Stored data
○ ○ ○ ○ ○
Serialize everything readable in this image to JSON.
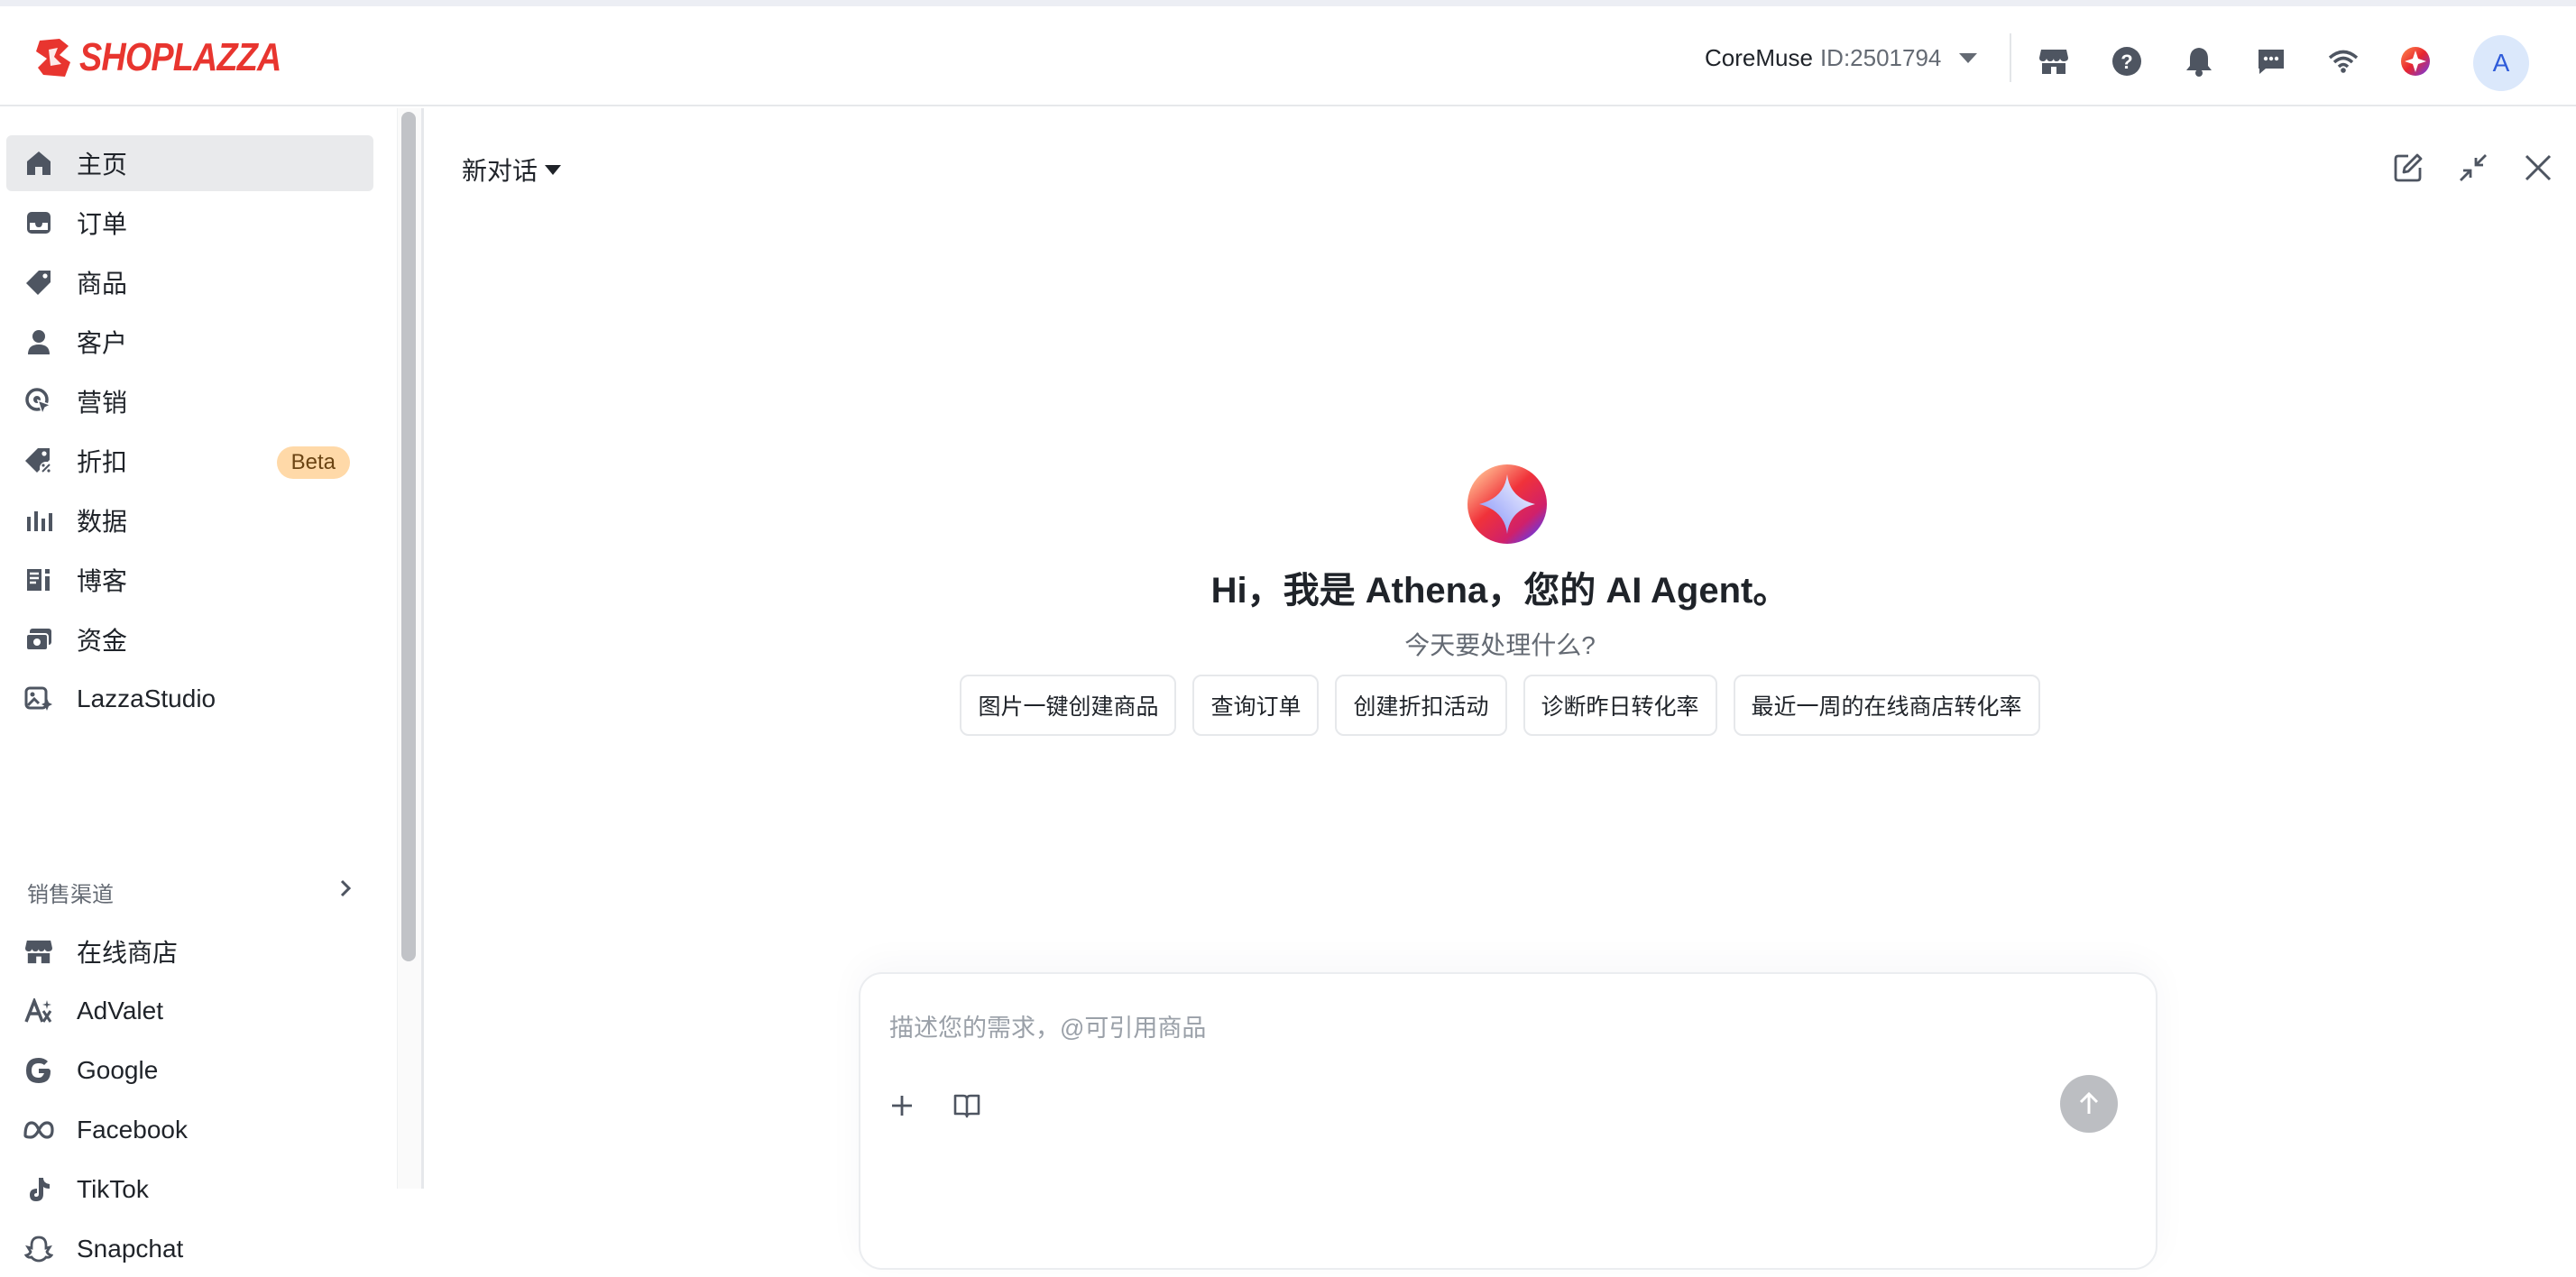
{
  "header": {
    "logo_text": "SHOPLAZZA",
    "store_name": "CoreMuse",
    "store_id": "ID:2501794",
    "avatar_initial": "A"
  },
  "sidebar": {
    "items": [
      {
        "label": "主页",
        "icon": "home-icon",
        "active": true
      },
      {
        "label": "订单",
        "icon": "inbox-icon"
      },
      {
        "label": "商品",
        "icon": "tag-icon"
      },
      {
        "label": "客户",
        "icon": "person-icon"
      },
      {
        "label": "营销",
        "icon": "target-icon"
      },
      {
        "label": "折扣",
        "icon": "discount-tag-icon",
        "badge": "Beta"
      },
      {
        "label": "数据",
        "icon": "bar-chart-icon"
      },
      {
        "label": "博客",
        "icon": "blog-icon"
      },
      {
        "label": "资金",
        "icon": "money-icon"
      },
      {
        "label": "LazzaStudio",
        "icon": "studio-icon"
      }
    ],
    "section_title": "销售渠道",
    "channels": [
      {
        "label": "在线商店",
        "icon": "store-icon"
      },
      {
        "label": "AdValet",
        "icon": "advalet-icon"
      },
      {
        "label": "Google",
        "icon": "google-icon"
      },
      {
        "label": "Facebook",
        "icon": "meta-icon"
      },
      {
        "label": "TikTok",
        "icon": "tiktok-icon"
      },
      {
        "label": "Snapchat",
        "icon": "snapchat-icon"
      }
    ]
  },
  "chat": {
    "conversation_title": "新对话",
    "greeting": "Hi，我是 Athena，您的 AI Agent。",
    "subtitle": "今天要处理什么?",
    "suggestions": [
      "图片一键创建商品",
      "查询订单",
      "创建折扣活动",
      "诊断昨日转化率",
      "最近一周的在线商店转化率"
    ],
    "input_placeholder": "描述您的需求，@可引用商品"
  },
  "colors": {
    "brand": "#e8352f",
    "active_bg": "#e9eaec",
    "beta_bg": "#ffd9a8"
  }
}
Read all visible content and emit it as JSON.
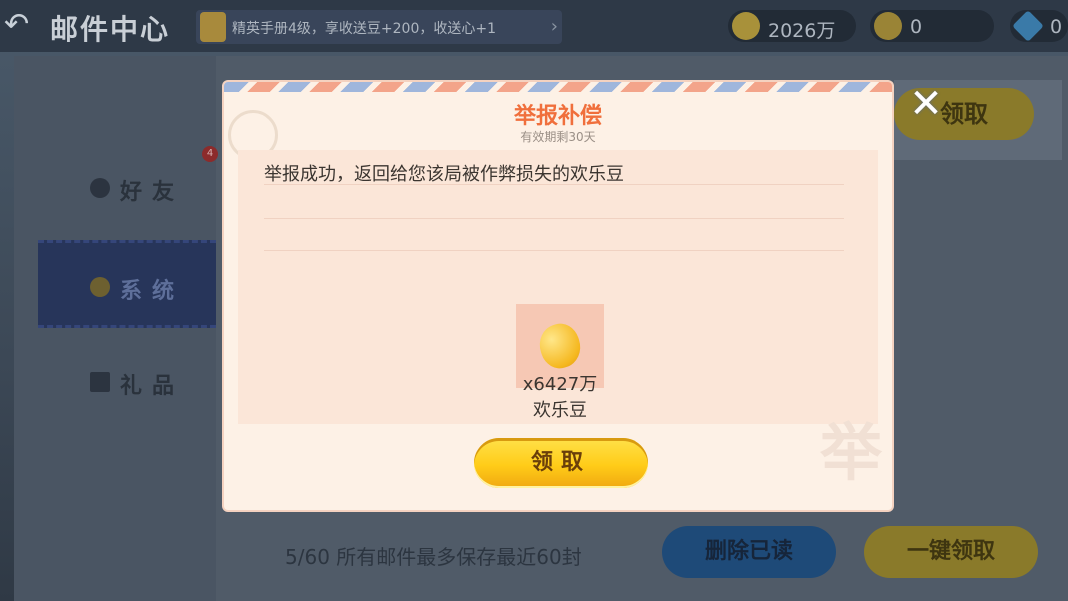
{
  "header": {
    "back_icon": "back-arrow-icon",
    "title": "邮件中心",
    "handbook_text": "精英手册4级，享收送豆+200，收送心+1",
    "currencies": {
      "beans": "2026万",
      "hearts": "0",
      "diamonds": "0"
    }
  },
  "sidebar": {
    "items": [
      {
        "label": "好友",
        "badge": "4"
      },
      {
        "label": "系统"
      },
      {
        "label": "礼品"
      }
    ]
  },
  "background": {
    "claim_label": "领取",
    "bottom_note": "5/60 所有邮件最多保存最近60封",
    "delete_read_label": "删除已读",
    "claim_all_label": "一键领取"
  },
  "dialog": {
    "title": "举报补偿",
    "validity": "有效期剩30天",
    "message": "举报成功，返回给您该局被作弊损失的欢乐豆",
    "reward": {
      "count": "x6427万",
      "name": "欢乐豆",
      "icon": "happy-bean-icon"
    },
    "claim_label": "领取",
    "watermark": "举"
  },
  "colors": {
    "title_accent": "#f06f3c",
    "claim_button": "#ffcc18"
  }
}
○ ○ ○ ○ ○
Look through the entries above and count each line holding "JSON"; report the count alone.

2